_Exercise goal_
Pick each line containing "color" out of the records.

━━━━━ Information given ━━━━━

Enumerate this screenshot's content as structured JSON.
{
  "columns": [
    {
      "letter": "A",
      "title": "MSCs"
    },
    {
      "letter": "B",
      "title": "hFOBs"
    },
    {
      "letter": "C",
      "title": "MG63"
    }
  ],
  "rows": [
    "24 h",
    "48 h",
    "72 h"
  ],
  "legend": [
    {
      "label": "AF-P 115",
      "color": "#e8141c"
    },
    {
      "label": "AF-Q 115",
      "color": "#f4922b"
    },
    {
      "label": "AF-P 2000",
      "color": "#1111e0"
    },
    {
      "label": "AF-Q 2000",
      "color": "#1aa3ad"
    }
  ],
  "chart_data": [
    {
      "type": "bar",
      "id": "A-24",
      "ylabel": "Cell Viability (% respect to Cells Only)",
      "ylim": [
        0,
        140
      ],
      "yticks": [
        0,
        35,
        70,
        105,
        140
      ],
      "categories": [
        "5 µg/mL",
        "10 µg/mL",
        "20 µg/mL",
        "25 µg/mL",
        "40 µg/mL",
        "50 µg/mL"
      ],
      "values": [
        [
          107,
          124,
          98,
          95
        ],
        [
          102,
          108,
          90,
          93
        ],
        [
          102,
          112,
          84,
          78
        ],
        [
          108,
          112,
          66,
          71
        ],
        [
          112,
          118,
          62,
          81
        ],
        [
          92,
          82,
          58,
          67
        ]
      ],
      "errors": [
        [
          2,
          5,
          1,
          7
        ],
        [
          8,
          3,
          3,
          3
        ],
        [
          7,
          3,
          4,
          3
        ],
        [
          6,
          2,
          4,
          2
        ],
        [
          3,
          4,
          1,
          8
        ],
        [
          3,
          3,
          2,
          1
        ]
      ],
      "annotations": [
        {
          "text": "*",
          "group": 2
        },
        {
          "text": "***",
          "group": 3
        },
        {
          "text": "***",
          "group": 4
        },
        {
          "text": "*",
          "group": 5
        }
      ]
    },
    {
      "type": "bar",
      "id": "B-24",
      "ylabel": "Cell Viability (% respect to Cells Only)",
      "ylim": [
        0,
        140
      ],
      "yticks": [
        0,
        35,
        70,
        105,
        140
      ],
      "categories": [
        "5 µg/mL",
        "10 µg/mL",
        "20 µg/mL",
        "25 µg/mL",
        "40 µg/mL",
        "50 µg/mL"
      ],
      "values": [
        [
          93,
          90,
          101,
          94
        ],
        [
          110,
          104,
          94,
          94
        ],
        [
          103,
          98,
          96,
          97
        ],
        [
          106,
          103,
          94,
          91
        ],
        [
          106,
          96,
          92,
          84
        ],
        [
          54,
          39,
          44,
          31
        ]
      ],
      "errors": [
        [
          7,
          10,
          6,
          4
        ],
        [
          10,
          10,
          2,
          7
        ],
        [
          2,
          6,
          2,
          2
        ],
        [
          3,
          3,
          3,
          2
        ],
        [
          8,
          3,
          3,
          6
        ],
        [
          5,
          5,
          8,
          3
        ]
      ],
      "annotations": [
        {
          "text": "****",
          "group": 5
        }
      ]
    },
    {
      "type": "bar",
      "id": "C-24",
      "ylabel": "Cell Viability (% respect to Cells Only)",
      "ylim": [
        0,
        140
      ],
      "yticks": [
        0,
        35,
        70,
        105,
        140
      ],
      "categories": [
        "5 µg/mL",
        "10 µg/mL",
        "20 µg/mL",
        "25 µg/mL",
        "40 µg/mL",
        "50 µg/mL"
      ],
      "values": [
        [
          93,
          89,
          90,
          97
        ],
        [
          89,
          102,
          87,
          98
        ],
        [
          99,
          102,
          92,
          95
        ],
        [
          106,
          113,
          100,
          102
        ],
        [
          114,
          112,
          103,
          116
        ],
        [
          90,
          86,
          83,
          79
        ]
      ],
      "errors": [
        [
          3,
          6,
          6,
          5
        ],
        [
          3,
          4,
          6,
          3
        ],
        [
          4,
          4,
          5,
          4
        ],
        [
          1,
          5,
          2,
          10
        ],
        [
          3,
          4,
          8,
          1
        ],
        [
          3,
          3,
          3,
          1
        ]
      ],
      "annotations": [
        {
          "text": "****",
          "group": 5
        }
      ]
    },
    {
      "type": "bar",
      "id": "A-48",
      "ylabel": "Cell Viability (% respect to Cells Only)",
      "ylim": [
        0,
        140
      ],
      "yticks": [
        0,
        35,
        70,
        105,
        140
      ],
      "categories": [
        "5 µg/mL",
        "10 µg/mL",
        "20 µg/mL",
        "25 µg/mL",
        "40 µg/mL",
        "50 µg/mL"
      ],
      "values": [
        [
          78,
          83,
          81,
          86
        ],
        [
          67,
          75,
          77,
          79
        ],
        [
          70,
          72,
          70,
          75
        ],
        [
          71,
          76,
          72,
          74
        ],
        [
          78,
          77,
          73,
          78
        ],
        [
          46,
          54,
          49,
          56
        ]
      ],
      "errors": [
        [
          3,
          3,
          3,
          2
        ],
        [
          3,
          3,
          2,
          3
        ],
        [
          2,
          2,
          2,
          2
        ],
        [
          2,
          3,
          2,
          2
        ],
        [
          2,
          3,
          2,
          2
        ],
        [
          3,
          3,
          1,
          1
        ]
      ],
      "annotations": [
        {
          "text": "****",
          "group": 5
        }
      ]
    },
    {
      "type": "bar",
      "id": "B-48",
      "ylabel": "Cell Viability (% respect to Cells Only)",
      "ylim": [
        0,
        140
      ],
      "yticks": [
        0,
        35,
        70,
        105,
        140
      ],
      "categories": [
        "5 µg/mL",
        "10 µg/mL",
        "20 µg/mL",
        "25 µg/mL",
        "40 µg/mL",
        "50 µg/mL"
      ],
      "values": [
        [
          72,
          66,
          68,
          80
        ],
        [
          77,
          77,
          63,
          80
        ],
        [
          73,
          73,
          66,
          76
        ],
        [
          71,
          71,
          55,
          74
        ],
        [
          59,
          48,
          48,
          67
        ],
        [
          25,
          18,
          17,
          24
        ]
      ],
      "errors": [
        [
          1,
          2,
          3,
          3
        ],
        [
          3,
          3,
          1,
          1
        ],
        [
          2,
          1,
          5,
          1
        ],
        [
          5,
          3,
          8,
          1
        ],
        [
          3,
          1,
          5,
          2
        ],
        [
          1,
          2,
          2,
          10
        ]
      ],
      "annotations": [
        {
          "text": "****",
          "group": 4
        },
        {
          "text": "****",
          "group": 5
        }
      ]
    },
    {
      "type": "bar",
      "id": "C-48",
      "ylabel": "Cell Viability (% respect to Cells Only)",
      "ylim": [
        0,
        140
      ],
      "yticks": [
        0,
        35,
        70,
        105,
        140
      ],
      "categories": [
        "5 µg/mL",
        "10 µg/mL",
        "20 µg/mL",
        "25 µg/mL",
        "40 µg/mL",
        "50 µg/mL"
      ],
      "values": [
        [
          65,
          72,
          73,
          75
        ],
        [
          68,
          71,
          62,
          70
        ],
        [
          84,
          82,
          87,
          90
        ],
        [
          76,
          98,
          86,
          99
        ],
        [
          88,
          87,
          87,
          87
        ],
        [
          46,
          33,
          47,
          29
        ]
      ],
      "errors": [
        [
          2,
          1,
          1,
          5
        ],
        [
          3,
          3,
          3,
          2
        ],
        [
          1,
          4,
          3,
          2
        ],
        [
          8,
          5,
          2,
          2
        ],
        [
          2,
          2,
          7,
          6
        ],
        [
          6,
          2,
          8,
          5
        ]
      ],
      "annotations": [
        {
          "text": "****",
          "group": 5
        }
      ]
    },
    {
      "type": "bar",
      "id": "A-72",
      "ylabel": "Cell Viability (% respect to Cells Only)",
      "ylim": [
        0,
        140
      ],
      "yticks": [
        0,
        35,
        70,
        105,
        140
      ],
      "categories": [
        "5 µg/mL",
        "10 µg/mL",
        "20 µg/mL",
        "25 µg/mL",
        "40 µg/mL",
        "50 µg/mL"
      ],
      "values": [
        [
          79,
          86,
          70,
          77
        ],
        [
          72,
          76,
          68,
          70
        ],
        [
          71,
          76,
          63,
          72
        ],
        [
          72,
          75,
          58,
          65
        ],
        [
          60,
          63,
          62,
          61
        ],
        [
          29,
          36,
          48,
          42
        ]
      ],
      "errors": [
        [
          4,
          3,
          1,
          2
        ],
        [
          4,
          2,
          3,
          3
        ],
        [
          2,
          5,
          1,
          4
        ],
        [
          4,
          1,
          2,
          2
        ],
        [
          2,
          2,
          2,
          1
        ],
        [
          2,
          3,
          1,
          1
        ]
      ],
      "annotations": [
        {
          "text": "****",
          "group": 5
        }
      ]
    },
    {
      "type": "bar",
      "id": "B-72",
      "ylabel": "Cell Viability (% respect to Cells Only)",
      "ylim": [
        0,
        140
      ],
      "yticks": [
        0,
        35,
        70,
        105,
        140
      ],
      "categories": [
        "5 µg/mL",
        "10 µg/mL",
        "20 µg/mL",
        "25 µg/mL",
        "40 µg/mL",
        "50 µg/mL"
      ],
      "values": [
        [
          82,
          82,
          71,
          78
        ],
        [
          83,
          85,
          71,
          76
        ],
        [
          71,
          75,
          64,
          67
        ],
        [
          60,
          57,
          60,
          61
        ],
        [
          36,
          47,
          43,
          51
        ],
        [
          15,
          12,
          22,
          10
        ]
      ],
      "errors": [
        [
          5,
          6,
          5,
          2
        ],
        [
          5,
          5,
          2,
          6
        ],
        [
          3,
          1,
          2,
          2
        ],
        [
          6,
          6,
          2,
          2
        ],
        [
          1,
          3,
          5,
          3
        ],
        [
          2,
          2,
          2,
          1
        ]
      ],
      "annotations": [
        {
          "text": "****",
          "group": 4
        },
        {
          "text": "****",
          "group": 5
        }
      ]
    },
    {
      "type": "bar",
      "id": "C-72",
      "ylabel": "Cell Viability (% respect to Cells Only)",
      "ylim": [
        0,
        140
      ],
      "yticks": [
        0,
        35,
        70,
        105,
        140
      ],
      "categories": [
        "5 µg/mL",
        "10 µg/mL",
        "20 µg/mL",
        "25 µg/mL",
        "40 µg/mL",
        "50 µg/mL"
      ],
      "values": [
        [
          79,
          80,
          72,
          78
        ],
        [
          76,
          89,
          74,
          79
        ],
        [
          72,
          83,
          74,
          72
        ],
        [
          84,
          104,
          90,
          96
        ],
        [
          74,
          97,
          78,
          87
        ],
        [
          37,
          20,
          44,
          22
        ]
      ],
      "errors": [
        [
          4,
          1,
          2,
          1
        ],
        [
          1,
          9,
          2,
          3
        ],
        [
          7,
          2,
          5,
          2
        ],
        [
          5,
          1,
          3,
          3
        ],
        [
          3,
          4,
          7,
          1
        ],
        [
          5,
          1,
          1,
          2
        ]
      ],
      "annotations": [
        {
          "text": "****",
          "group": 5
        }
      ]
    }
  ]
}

━━━━━

_Reply to the exercise_
      "color": "#e8141c"
      "color": "#f4922b"
      "color": "#1111e0"
      "color": "#1aa3ad"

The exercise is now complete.